Extract each line from the entries below that has the string "الحال" in it.

● Information shown:
========

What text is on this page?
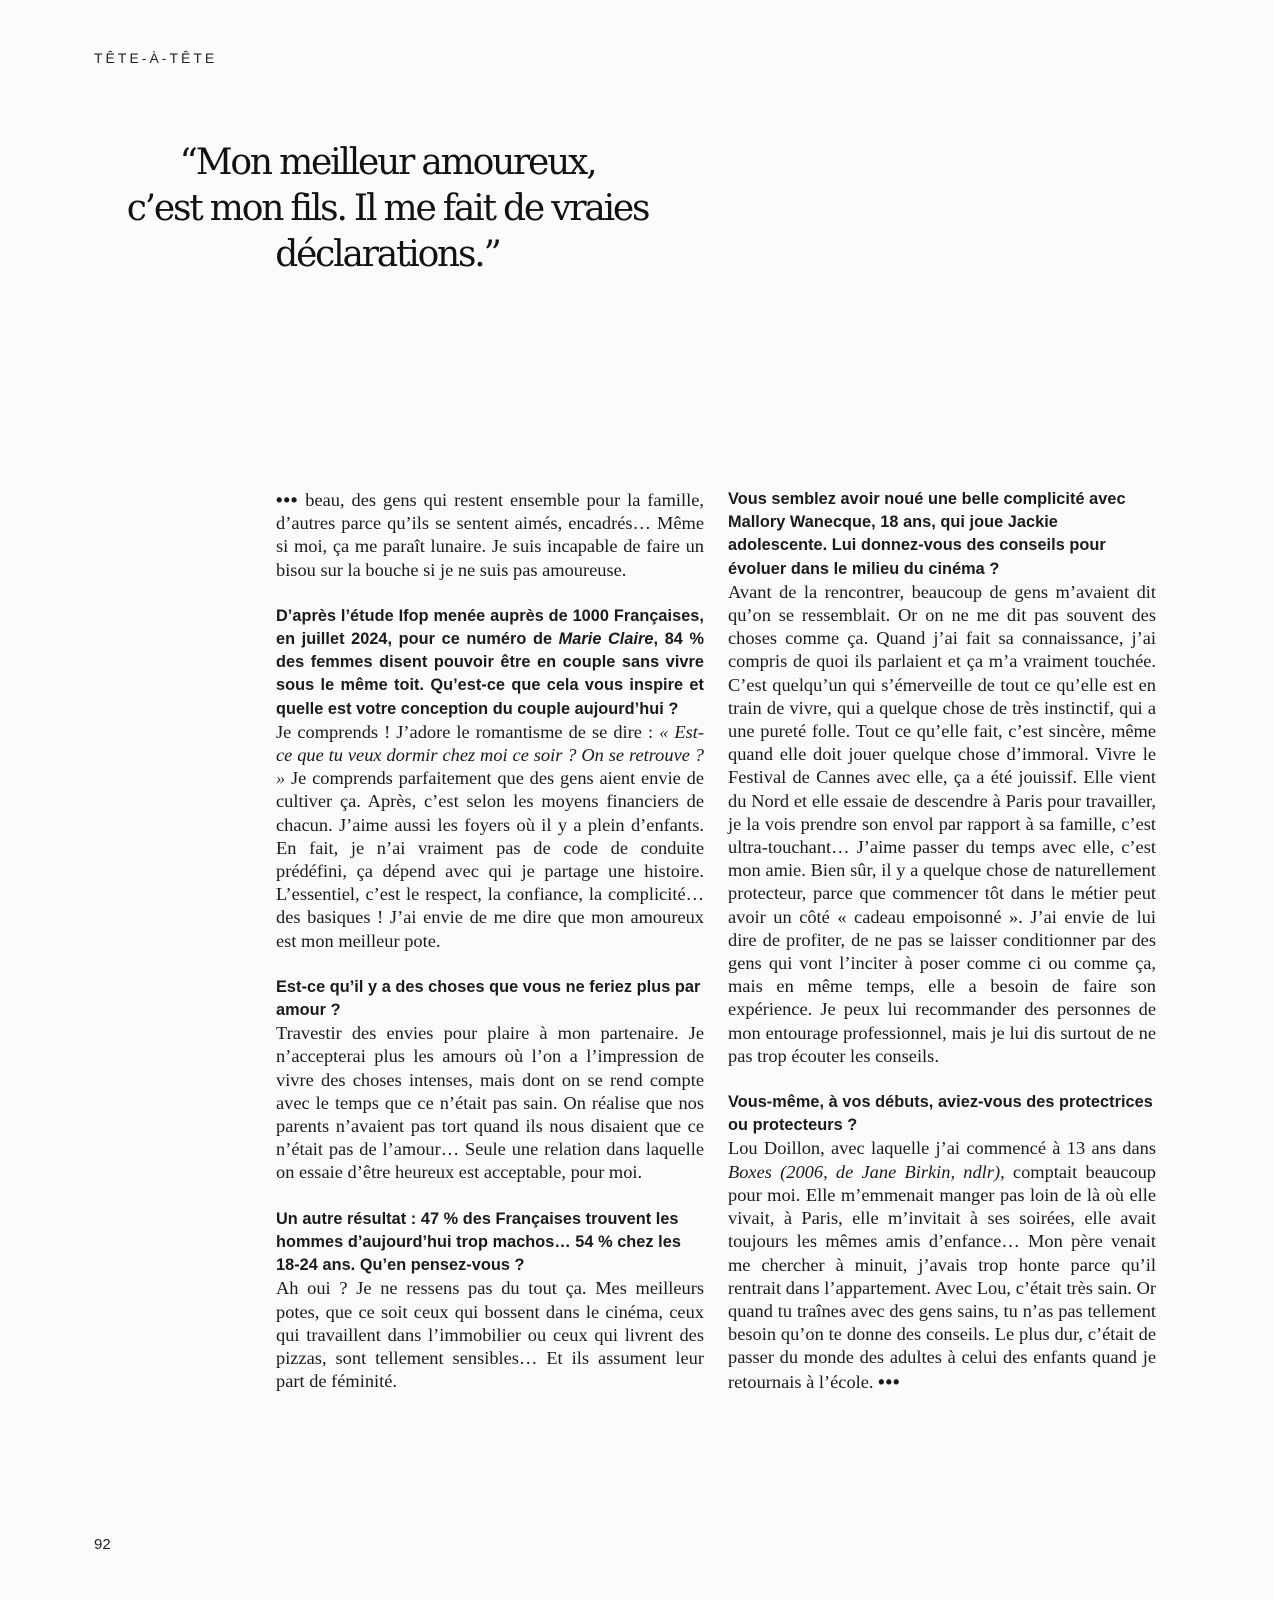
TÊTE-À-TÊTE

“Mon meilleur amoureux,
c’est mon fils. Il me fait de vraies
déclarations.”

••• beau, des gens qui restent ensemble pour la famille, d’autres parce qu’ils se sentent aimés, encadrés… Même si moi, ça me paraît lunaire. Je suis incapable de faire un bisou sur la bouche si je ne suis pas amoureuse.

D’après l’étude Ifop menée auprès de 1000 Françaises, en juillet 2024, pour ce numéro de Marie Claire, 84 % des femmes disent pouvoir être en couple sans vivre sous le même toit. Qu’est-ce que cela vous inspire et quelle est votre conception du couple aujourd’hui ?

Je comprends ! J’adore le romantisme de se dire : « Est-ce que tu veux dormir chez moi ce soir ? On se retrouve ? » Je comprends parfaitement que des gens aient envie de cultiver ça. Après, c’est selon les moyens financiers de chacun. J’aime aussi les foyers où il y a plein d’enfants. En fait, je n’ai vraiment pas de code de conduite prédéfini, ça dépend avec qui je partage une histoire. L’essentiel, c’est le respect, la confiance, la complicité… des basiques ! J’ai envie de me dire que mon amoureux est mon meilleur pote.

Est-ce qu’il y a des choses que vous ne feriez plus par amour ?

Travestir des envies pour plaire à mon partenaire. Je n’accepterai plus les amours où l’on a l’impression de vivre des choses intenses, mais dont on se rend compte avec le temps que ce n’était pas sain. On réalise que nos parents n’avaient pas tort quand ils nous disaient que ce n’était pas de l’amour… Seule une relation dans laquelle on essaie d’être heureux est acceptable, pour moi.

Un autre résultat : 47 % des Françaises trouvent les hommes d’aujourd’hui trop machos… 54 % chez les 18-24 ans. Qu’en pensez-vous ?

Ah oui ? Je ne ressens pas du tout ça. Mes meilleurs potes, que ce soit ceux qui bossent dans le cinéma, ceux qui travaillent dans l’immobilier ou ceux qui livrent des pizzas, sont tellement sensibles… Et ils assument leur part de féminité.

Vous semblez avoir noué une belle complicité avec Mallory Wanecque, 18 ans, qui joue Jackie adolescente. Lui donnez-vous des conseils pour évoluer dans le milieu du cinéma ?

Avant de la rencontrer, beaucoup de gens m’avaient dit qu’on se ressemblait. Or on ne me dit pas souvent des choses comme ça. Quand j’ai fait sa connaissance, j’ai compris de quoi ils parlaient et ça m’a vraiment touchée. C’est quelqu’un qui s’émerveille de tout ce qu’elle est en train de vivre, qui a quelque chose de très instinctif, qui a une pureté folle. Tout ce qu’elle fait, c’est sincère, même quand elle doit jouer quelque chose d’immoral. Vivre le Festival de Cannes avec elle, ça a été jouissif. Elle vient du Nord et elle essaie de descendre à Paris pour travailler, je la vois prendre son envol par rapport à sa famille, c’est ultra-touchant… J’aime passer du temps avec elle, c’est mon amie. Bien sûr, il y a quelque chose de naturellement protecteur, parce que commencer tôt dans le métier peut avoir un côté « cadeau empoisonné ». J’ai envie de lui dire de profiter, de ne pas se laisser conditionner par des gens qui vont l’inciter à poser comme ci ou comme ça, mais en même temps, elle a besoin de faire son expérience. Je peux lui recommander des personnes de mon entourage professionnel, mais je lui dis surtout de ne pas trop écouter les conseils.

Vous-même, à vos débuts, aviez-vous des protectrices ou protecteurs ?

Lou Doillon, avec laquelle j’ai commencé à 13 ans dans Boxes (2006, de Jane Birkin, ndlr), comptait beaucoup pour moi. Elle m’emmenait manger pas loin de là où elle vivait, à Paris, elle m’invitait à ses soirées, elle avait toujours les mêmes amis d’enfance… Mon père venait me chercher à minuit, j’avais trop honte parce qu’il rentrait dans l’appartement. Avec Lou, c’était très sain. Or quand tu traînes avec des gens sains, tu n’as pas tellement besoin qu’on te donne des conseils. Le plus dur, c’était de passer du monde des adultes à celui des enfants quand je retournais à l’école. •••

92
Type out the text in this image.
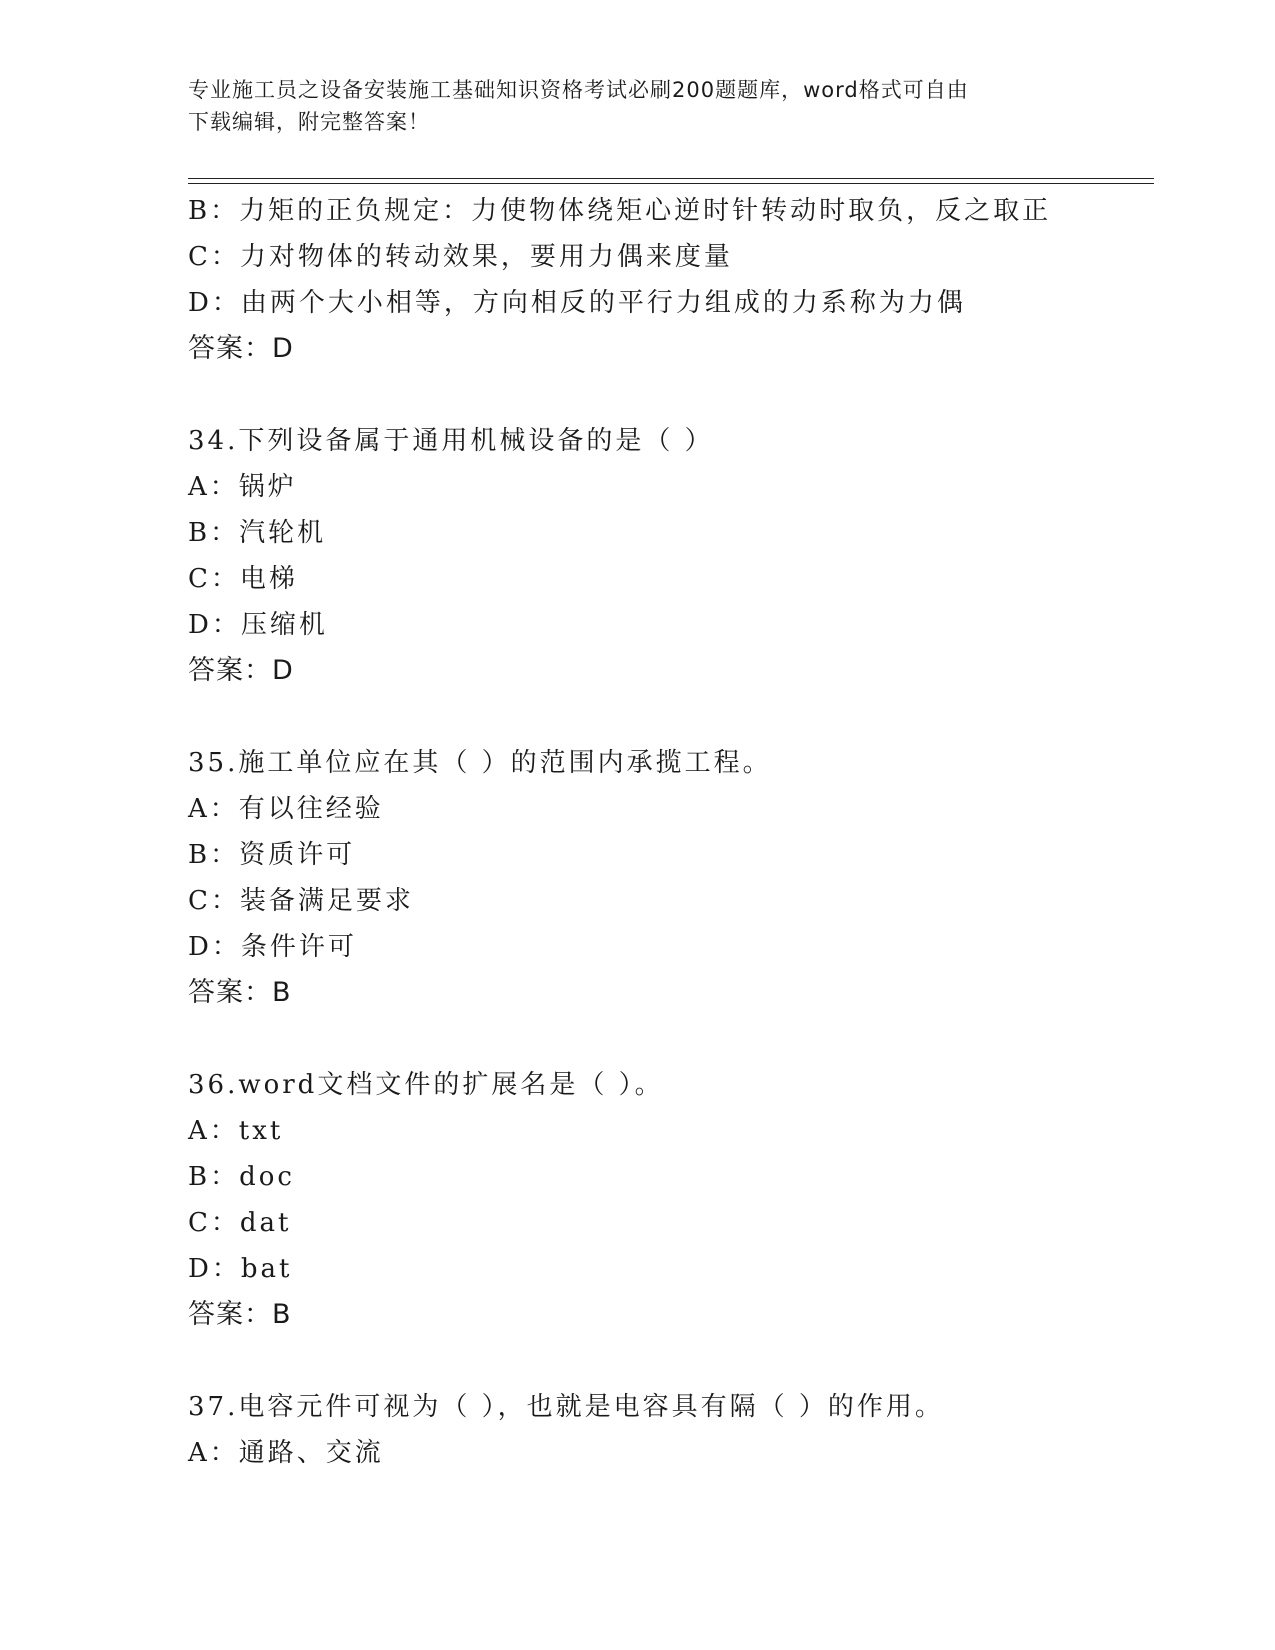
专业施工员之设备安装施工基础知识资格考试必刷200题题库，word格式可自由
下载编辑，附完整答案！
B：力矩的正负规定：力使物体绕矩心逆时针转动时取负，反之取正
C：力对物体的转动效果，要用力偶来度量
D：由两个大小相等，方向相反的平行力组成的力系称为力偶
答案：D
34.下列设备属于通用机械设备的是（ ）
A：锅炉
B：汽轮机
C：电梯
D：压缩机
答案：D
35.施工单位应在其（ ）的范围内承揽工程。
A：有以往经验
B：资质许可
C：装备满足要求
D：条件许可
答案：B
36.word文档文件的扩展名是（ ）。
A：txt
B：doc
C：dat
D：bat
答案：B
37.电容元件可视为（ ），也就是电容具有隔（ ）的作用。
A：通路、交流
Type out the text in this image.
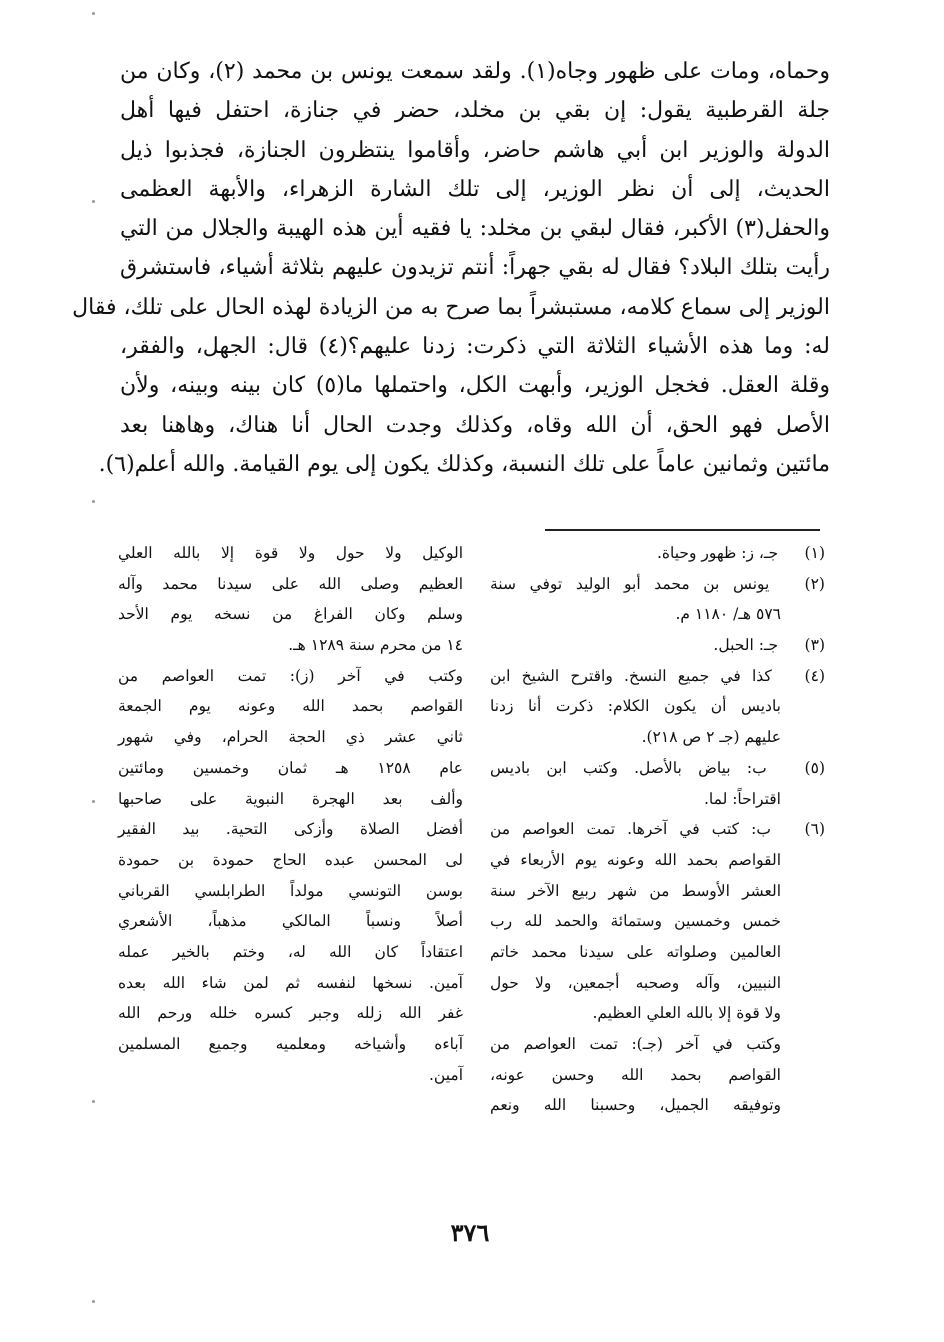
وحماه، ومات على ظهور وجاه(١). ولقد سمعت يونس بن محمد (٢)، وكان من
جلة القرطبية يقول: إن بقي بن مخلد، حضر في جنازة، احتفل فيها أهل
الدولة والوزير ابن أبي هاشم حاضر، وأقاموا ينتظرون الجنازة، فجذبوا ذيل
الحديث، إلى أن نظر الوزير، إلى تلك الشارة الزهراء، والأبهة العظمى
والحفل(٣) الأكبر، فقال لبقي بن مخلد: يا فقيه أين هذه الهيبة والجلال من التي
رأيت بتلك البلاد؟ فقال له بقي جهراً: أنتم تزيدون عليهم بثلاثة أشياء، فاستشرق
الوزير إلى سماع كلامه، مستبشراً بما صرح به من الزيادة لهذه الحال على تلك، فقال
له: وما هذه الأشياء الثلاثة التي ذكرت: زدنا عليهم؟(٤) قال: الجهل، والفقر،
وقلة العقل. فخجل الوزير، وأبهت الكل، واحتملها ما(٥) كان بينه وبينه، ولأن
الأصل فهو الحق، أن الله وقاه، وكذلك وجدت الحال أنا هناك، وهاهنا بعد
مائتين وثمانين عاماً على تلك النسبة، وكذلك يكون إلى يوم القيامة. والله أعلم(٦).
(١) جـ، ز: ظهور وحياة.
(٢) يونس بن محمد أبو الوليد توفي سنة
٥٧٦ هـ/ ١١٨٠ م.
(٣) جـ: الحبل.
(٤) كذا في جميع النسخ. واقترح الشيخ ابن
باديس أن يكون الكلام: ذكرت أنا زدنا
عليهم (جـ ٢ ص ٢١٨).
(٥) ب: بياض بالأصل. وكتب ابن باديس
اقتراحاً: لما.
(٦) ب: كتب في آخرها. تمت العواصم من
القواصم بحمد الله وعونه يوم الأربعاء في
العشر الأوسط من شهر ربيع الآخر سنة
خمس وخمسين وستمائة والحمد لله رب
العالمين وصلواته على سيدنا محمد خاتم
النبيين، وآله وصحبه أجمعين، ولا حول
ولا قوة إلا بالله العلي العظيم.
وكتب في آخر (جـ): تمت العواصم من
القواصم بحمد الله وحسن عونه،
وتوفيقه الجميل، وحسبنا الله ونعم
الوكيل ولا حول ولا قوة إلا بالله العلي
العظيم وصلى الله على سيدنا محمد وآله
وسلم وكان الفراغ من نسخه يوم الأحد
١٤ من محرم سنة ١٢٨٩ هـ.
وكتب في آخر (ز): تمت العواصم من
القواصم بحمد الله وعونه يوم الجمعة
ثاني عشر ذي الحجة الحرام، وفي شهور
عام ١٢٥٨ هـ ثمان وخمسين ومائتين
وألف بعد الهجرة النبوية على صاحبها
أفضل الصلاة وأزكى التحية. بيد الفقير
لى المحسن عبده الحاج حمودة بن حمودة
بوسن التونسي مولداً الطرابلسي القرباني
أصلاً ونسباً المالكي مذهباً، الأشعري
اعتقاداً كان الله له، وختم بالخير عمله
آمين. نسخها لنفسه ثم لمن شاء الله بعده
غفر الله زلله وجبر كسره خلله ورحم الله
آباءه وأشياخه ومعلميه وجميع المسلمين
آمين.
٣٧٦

========

● Exercise response:
الوزير إلى سماع كلامه، مستبشراً بما صرح به من الزيادة لهذه الحال على تلك، فقال
الأصل فهو الحق، أن الله وقاه، وكذلك وجدت الحال أنا هناك، وهاهنا بعد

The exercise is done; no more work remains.